WORK INSTRUCTIONS :: Filter these entries so that only lines with the word "Duration" remain.

────────

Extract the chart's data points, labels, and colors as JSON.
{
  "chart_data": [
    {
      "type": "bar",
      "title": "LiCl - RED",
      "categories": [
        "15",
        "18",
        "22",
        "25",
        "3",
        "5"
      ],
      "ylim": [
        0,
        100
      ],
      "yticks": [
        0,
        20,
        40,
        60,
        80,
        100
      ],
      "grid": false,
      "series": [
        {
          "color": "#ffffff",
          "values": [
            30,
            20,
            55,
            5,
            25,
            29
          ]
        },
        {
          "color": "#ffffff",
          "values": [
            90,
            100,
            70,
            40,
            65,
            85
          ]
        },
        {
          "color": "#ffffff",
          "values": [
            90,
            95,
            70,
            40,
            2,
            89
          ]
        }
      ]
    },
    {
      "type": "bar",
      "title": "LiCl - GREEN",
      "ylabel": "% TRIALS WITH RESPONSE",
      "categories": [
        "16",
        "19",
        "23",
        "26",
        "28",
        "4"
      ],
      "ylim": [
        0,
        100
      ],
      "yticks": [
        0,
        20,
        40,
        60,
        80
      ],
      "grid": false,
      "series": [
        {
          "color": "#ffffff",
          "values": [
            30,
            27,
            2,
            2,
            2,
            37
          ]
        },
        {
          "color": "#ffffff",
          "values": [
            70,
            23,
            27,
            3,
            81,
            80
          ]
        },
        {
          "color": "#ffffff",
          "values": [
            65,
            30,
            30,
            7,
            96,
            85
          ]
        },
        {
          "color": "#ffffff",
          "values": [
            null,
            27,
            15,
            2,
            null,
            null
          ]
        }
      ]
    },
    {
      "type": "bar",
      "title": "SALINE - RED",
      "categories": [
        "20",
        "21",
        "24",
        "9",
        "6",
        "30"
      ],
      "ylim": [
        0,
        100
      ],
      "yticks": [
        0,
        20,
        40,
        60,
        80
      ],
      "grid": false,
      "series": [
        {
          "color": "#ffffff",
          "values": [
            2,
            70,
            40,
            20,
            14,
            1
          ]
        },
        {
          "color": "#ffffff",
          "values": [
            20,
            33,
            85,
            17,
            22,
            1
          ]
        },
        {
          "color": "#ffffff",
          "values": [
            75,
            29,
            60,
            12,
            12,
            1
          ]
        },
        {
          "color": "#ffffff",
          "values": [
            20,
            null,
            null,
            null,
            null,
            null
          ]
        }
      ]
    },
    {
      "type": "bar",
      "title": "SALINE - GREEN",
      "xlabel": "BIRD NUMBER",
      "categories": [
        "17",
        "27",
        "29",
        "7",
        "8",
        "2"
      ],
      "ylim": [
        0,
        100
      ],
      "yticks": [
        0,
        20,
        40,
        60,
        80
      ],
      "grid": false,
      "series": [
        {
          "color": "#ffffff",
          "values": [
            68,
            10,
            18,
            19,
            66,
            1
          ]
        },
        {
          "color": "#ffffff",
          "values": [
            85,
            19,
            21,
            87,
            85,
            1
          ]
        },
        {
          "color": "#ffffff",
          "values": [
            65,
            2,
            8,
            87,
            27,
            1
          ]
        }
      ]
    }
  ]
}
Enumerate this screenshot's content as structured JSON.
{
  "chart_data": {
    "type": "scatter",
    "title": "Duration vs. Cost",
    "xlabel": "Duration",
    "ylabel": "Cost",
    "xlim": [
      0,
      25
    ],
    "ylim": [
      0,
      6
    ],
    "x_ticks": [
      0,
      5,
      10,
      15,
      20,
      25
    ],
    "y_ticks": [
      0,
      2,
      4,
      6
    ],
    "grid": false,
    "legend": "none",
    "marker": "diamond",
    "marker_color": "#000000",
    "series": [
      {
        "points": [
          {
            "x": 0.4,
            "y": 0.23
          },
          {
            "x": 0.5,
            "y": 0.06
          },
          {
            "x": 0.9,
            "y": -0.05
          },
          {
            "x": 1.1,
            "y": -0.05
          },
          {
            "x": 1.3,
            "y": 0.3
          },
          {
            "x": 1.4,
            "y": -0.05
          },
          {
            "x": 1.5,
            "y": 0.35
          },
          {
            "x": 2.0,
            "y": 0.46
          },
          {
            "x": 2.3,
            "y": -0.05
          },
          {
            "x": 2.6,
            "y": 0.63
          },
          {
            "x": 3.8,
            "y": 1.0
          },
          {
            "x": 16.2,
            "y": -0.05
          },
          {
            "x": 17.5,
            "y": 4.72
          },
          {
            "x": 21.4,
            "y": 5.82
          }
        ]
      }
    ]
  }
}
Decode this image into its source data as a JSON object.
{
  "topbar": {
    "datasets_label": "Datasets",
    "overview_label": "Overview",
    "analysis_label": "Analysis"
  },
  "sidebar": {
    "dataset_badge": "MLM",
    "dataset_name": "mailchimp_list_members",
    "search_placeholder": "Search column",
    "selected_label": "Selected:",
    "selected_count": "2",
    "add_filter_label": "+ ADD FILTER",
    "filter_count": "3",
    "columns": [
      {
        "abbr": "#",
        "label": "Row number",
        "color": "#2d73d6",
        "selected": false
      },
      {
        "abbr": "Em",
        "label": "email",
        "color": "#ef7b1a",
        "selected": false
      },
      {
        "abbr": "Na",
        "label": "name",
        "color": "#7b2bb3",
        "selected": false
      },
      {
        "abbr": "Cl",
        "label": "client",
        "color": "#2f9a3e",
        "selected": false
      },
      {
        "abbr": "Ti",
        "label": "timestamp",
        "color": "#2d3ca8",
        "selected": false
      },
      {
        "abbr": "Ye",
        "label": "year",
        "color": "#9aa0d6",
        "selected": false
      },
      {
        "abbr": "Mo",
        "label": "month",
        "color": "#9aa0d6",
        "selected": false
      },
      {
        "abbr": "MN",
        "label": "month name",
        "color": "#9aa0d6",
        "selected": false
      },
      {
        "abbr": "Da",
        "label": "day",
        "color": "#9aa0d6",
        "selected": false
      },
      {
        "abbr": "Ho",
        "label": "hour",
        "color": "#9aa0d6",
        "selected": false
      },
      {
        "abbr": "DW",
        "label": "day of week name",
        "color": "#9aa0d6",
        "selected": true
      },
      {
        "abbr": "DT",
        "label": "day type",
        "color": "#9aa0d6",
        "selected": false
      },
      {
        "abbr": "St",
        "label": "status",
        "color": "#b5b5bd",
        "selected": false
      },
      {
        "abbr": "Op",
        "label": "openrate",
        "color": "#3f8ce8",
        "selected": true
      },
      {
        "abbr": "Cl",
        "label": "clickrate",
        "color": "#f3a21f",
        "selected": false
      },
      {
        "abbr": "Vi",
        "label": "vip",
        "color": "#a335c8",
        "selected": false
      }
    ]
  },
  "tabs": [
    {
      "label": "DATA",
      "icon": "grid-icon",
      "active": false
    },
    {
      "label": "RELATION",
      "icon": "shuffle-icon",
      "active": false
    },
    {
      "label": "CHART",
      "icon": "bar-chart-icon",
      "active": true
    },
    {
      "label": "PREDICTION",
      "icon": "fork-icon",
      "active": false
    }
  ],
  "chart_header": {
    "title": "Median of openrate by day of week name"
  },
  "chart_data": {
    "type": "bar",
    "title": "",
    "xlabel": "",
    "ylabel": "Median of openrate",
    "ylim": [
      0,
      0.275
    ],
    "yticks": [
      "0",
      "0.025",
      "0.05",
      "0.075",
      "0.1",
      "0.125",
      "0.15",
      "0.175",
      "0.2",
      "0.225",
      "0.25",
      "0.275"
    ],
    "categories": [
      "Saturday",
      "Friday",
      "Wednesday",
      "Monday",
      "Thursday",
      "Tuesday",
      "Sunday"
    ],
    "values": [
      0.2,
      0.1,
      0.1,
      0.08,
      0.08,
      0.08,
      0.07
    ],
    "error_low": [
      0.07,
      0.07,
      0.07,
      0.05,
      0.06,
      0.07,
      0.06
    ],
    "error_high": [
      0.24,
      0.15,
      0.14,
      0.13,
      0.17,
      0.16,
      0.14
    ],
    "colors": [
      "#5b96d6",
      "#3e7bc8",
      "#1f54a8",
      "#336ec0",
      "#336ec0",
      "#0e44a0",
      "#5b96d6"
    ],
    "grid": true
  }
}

────────

SOLVED EXERCISE ::
    "title": "Duration vs. Cost",
    "xlabel": "Duration",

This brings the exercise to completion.